== Problem to work on ==
Look through the records below and collect all lines that hold the string "Estimated".

== Data entries ==
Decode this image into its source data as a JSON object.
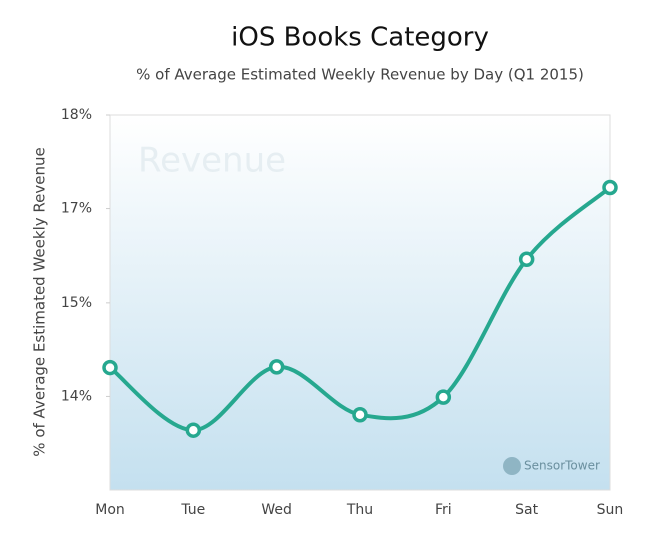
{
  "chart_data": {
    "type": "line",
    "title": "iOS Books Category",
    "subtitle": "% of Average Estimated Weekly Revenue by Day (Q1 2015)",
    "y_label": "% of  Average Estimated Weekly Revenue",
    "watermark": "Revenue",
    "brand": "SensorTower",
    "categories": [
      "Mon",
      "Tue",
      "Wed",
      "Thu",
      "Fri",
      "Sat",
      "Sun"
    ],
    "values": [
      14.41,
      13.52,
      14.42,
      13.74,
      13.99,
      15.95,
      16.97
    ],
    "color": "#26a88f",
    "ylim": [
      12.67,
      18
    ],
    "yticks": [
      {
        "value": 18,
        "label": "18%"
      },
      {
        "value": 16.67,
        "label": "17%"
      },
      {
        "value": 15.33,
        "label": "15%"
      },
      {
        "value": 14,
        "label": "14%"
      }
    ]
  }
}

== Correct answer ==
    "subtitle": "% of Average Estimated Weekly Revenue by Day (Q1 2015)",
    "y_label": "% of  Average Estimated Weekly Revenue",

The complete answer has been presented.